**TASK BRIEF:** State the number of lines with the string "участников" in them, and nothing else.

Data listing
## begin
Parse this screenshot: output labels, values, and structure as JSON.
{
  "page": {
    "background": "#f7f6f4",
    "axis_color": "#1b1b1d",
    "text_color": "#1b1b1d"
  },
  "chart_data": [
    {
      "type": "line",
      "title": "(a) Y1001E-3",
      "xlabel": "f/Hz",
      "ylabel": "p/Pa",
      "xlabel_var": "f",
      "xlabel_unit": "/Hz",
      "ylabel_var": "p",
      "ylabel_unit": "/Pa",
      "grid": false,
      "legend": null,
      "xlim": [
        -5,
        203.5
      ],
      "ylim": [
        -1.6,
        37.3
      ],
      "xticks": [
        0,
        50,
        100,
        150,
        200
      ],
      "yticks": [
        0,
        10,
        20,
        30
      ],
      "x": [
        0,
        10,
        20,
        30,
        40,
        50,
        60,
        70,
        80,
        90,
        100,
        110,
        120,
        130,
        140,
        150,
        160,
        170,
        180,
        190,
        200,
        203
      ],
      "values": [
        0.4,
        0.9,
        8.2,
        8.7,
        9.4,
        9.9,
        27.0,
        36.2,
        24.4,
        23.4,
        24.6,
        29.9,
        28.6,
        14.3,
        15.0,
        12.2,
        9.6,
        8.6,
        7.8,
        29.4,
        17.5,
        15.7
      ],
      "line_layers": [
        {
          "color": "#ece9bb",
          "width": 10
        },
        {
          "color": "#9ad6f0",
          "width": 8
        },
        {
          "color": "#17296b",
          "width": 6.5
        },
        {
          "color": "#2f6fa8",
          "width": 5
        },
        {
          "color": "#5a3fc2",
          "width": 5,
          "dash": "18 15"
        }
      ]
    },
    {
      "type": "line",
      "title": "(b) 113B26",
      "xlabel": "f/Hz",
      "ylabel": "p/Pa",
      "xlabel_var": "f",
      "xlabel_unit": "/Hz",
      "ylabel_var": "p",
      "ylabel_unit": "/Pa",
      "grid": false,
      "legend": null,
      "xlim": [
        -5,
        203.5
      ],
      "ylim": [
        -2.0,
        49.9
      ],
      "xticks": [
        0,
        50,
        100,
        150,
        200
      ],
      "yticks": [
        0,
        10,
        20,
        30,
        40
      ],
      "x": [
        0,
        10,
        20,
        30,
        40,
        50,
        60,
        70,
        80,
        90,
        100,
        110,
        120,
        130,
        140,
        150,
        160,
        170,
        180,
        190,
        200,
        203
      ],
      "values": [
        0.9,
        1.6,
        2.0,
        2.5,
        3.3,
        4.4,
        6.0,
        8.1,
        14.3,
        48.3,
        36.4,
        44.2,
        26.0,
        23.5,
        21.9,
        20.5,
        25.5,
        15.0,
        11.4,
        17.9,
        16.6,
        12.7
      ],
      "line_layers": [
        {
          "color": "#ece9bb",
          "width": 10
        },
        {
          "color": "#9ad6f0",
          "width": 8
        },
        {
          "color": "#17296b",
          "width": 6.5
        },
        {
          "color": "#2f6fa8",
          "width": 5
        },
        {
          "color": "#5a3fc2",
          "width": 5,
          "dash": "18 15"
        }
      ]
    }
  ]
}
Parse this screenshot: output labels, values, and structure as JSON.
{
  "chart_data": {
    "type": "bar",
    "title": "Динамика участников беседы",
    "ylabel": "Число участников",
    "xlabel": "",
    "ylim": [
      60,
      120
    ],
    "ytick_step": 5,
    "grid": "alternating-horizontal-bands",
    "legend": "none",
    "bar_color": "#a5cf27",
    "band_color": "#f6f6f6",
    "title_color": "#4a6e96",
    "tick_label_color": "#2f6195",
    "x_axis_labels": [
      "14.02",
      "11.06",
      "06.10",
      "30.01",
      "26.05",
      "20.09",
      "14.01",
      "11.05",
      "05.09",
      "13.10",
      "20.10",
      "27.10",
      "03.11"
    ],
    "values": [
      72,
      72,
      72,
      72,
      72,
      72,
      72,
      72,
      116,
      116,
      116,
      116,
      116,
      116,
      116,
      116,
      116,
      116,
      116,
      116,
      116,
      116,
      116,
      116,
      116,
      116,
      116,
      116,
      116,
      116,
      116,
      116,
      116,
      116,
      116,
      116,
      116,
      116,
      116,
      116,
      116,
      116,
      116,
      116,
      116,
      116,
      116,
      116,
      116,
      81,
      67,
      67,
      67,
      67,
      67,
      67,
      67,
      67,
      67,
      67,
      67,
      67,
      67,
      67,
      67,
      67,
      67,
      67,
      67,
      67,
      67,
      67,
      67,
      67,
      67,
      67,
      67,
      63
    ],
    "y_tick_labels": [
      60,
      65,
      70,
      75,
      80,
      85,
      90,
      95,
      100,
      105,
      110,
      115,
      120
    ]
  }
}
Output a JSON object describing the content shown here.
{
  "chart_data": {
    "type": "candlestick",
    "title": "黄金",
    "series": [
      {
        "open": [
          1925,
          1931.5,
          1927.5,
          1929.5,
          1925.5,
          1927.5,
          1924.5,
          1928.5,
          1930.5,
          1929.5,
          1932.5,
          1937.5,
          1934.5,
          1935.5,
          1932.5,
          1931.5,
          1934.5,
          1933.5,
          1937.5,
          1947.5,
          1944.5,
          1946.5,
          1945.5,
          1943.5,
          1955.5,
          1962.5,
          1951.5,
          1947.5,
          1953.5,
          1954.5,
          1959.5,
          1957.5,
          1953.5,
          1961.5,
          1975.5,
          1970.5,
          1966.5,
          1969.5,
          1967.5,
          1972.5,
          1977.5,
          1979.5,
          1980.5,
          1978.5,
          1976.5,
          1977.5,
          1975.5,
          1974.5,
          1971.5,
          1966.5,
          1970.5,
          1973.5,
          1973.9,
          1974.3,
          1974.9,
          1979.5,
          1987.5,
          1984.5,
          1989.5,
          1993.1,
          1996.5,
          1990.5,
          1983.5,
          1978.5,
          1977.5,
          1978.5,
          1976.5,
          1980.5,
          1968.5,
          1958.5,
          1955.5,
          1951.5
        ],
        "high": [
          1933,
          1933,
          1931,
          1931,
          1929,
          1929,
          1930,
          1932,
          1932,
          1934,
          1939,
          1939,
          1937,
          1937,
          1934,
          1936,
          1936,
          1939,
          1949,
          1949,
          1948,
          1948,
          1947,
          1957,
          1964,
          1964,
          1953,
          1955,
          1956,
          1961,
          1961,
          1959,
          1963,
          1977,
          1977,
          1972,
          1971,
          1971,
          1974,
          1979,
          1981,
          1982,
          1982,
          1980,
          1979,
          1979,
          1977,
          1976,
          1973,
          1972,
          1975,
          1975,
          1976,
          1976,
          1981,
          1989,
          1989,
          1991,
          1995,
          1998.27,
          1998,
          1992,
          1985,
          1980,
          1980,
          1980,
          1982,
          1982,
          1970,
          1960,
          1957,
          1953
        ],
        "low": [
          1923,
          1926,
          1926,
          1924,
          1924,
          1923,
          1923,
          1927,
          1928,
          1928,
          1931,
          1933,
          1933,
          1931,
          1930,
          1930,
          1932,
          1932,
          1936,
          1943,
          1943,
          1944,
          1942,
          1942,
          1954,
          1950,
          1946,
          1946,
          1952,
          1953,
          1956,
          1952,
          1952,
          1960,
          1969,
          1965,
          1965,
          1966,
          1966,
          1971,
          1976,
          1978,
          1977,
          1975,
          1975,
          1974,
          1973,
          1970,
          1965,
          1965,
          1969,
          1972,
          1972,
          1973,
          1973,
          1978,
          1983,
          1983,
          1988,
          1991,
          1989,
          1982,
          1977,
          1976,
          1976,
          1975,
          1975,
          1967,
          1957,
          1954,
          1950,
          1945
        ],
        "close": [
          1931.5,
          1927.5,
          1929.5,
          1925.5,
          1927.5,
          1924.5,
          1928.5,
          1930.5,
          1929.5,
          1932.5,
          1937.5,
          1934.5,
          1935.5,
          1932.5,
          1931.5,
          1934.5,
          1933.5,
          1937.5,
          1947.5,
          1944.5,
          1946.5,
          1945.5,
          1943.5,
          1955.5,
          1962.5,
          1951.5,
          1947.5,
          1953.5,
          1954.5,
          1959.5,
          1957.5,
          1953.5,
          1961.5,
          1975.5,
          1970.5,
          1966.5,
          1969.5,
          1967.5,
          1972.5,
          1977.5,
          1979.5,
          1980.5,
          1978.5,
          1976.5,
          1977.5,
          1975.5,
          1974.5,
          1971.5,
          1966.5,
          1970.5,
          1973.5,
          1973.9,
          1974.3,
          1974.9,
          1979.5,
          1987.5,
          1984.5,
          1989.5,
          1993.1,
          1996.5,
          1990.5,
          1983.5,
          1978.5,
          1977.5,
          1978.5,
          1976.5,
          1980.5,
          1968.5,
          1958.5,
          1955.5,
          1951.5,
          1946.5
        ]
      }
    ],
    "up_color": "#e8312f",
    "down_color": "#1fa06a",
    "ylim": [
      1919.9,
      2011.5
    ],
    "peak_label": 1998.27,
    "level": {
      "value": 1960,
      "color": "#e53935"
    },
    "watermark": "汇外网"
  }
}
## end
**REPLY TO THE TASK:** 2